• **Extracted data**:
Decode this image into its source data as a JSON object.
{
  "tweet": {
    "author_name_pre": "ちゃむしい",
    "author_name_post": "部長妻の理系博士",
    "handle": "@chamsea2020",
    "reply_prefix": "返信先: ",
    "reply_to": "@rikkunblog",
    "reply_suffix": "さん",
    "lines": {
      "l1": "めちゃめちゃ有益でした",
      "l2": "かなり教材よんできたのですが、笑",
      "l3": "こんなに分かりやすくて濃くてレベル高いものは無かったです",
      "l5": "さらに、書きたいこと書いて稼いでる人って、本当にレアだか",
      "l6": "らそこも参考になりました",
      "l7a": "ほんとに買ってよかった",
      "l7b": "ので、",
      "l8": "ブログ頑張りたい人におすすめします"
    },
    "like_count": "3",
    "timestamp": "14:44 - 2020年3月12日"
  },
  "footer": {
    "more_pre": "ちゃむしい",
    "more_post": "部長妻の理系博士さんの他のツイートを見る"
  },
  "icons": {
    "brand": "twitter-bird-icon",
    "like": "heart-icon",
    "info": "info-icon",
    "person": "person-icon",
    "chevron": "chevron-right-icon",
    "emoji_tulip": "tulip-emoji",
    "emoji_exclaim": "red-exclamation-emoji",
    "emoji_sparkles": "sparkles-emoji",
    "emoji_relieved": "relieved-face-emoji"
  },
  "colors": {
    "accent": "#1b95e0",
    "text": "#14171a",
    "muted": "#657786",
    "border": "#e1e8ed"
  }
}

• **Directive**: Output the data above exactly, please, line for line.

• **The reply**:
Decode this image into its source data as a JSON object.
{
  "tweet": {
    "author_name_pre": "ちゃむしい",
    "author_name_post": "部長妻の理系博士",
    "handle": "@chamsea2020",
    "reply_prefix": "返信先: ",
    "reply_to": "@rikkunblog",
    "reply_suffix": "さん",
    "lines": {
      "l1": "めちゃめちゃ有益でした",
      "l2": "かなり教材よんできたのですが、笑",
      "l3": "こんなに分かりやすくて濃くてレベル高いものは無かったです",
      "l5": "さらに、書きたいこと書いて稼いでる人って、本当にレアだか",
      "l6": "らそこも参考になりました",
      "l7a": "ほんとに買ってよかった",
      "l7b": "ので、",
      "l8": "ブログ頑張りたい人におすすめします"
    },
    "like_count": "3",
    "timestamp": "14:44 - 2020年3月12日"
  },
  "footer": {
    "more_pre": "ちゃむしい",
    "more_post": "部長妻の理系博士さんの他のツイートを見る"
  },
  "icons": {
    "brand": "twitter-bird-icon",
    "like": "heart-icon",
    "info": "info-icon",
    "person": "person-icon",
    "chevron": "chevron-right-icon",
    "emoji_tulip": "tulip-emoji",
    "emoji_exclaim": "red-exclamation-emoji",
    "emoji_sparkles": "sparkles-emoji",
    "emoji_relieved": "relieved-face-emoji"
  },
  "colors": {
    "accent": "#1b95e0",
    "text": "#14171a",
    "muted": "#657786",
    "border": "#e1e8ed"
  }
}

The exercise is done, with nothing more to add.